======== SELECTED TEXT

Previously, we wrote about our user research, initial design, and storyboarding process for creating this product. Our end result was a low-fidelity design for an app called Forager with four main features:

Search Places: a feature for searching for places to forage based on:

○ proximity to user

○ types of mushrooms

○ diameter of the foraging area

Tips: a feature providing tips on:

○ areas to search within the destination

○ how to prepare for foraging trips

○ etc.

Quick Scan: A feature for when users don’t have access to advanced identification tools, such as those needed for spore prints, but want to see what types the mushroom might possibly be. This feature would warn the user if there is any chance of the mushroom being a deadly type. This feature is intended more for use in the field, while actively foraging.

Full Scan: A feature for thorough identification. If needed, the feature would walk the user through the steps of processes like spore printing mushrooms. At the end, the feature would scan the result (the cut or spore print) in order to finally come to a conclusion. This feature would be intended more for post-trip uses.

Paper Prototype, Testing Process, and Results

As soon as we made a final decision on what design to refine, we created a paper prototype in order to flesh out all the features and the usage flow of the product. Our home screen contained buttons for our four main features: Search Places, Tips, Quick Scan, and Full Scan. After creating all of the screens and overlays in paper, we scanned them into the Marvel Prototyping app, which allowed us to add interactions to each screen. Radio buttons could be toggled, overlays could be opened, and buttons could actually take the user to the next screen. This meant that we could test our prototype by simply giving the prototype link to testers and allowing them to interact with it as they would with an actual app.

================
======== ENTRIES SUPPLIED

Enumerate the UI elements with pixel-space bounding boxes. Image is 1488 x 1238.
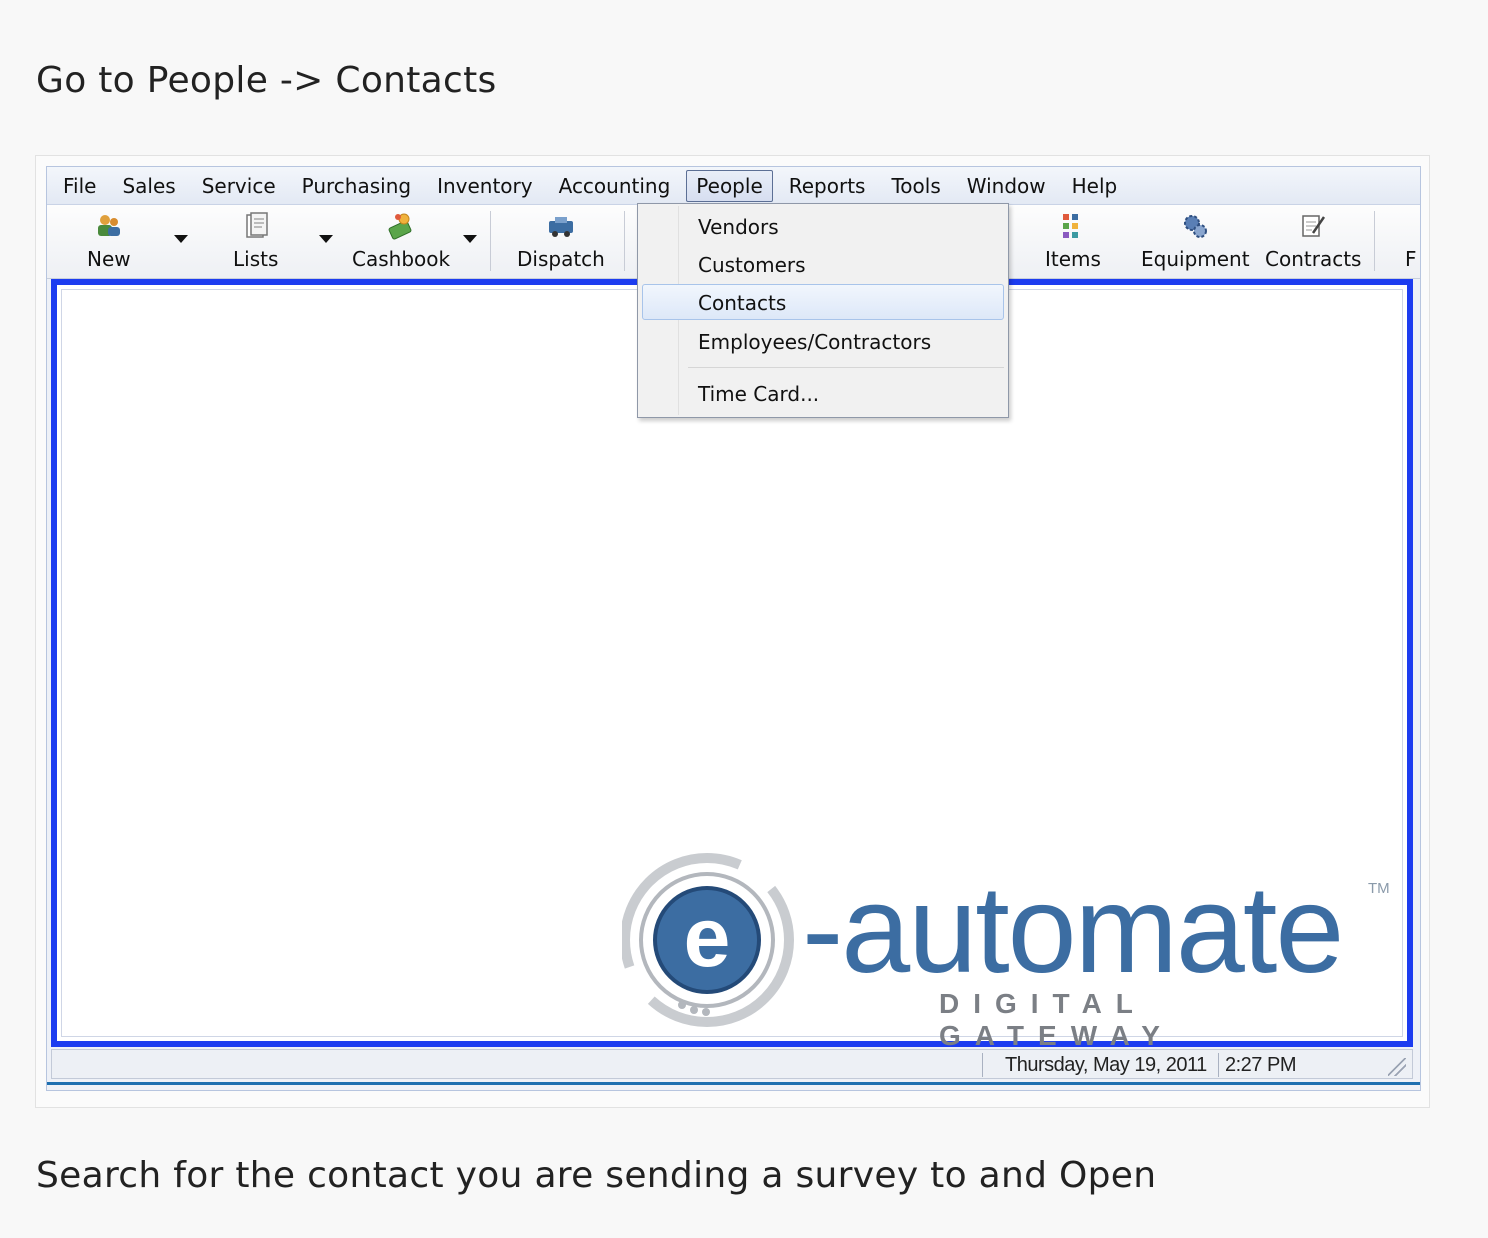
menu-bar: File Sales Service Purchasing Inventory … — [47, 167, 1420, 205]
menu-help[interactable]: Help — [1062, 170, 1128, 202]
new-button[interactable]: New — [87, 211, 131, 271]
menu-item-contacts[interactable]: Contacts — [642, 284, 1004, 320]
instruction-heading-bottom: Search for the contact you are sending a… — [36, 1155, 1157, 1196]
menu-people[interactable]: People — [686, 169, 773, 202]
cashbook-dropdown-arrow-icon[interactable] — [463, 235, 477, 243]
toolbar-separator — [490, 211, 491, 271]
toolbar-cut-off-button[interactable]: F — [1405, 247, 1417, 271]
menu-purchasing[interactable]: Purchasing — [292, 170, 421, 202]
lists-button-label: Lists — [233, 247, 279, 271]
window-bottom-border — [47, 1082, 1420, 1085]
new-dropdown-arrow-icon[interactable] — [174, 235, 188, 243]
menu-tools[interactable]: Tools — [881, 170, 950, 202]
people-menu-dropdown: Vendors Customers Contacts Employees/Con… — [637, 203, 1009, 418]
lists-document-icon — [245, 212, 268, 238]
e-automate-logo: e -automate TM DIGITAL GATEWAY — [622, 850, 1402, 1051]
contracts-pen-icon — [1302, 215, 1326, 237]
status-time: 2:27 PM — [1218, 1053, 1378, 1077]
lists-dropdown-arrow-icon[interactable] — [319, 235, 333, 243]
menu-item-employees-contractors[interactable]: Employees/Contractors — [642, 323, 1004, 359]
items-grid-icon — [1062, 214, 1078, 238]
toolbar-cut-off-label: F — [1405, 247, 1417, 271]
contracts-button-label: Contracts — [1265, 247, 1362, 271]
cashbook-button-label: Cashbook — [352, 247, 451, 271]
menu-window[interactable]: Window — [957, 170, 1056, 202]
new-people-icon — [97, 215, 120, 236]
menu-item-vendors[interactable]: Vendors — [642, 208, 1004, 244]
toolbar-separator — [1374, 211, 1375, 271]
screenshot-frame: File Sales Service Purchasing Inventory … — [35, 155, 1430, 1108]
dispatch-button-label: Dispatch — [517, 247, 605, 271]
app-window: File Sales Service Purchasing Inventory … — [46, 166, 1421, 1091]
menu-separator — [688, 367, 1004, 368]
status-date: Thursday, May 19, 2011 — [982, 1053, 1212, 1077]
menu-inventory[interactable]: Inventory — [427, 170, 543, 202]
dispatch-button[interactable]: Dispatch — [517, 211, 605, 271]
logo-tagline: DIGITAL GATEWAY — [939, 988, 1174, 1051]
logo-wordmark: -automate — [802, 861, 1344, 999]
items-button[interactable]: Items — [1045, 211, 1101, 271]
cashbook-button[interactable]: Cashbook — [352, 211, 450, 271]
menu-file[interactable]: File — [53, 170, 106, 202]
menu-item-time-card[interactable]: Time Card... — [642, 375, 1004, 411]
e-emblem-icon: e — [622, 853, 794, 1027]
status-bar: Thursday, May 19, 2011 2:27 PM — [51, 1049, 1413, 1079]
toolbar-separator — [624, 211, 625, 271]
menu-sales[interactable]: Sales — [112, 170, 185, 202]
menu-item-customers[interactable]: Customers — [642, 246, 1004, 282]
logo-trademark: TM — [1368, 880, 1390, 897]
equipment-button-label: Equipment — [1141, 247, 1250, 271]
menu-accounting[interactable]: Accounting — [549, 170, 681, 202]
equipment-gears-icon — [1184, 215, 1208, 238]
resize-grip-icon[interactable] — [1388, 1058, 1406, 1076]
menu-reports[interactable]: Reports — [779, 170, 876, 202]
contracts-button[interactable]: Contracts — [1265, 211, 1361, 271]
new-button-label: New — [87, 247, 131, 271]
cashbook-money-icon — [388, 213, 412, 240]
instruction-heading-top: Go to People -> Contacts — [36, 60, 497, 101]
equipment-button[interactable]: Equipment — [1141, 211, 1250, 271]
lists-button[interactable]: Lists — [233, 211, 278, 271]
dispatch-truck-icon — [548, 217, 573, 237]
menu-service[interactable]: Service — [192, 170, 286, 202]
items-button-label: Items — [1045, 247, 1101, 271]
svg-text:e: e — [684, 890, 731, 984]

================

# WORK TO BE COMPLETED:
Transcribe the Forager app text, starting at the words "Quick Scan: A" and stopping after "for post-trip uses.".

# OUTPUT FOR THIS TASK:
Quick Scan: A feature for when users don’t have access to advanced identification tools, such as those needed for spore prints, but want to see what types the mushroom might possibly be. This feature would warn the user if there is any chance of the mushroom being a deadly type. This feature is intended more for use in the field, while actively foraging.

Full Scan: A feature for thorough identification. If needed, the feature would walk the user through the steps of processes like spore printing mushrooms. At the end, the feature would scan the result (the cut or spore print) in order to finally come to a conclusion. This feature would be intended more for post-trip uses.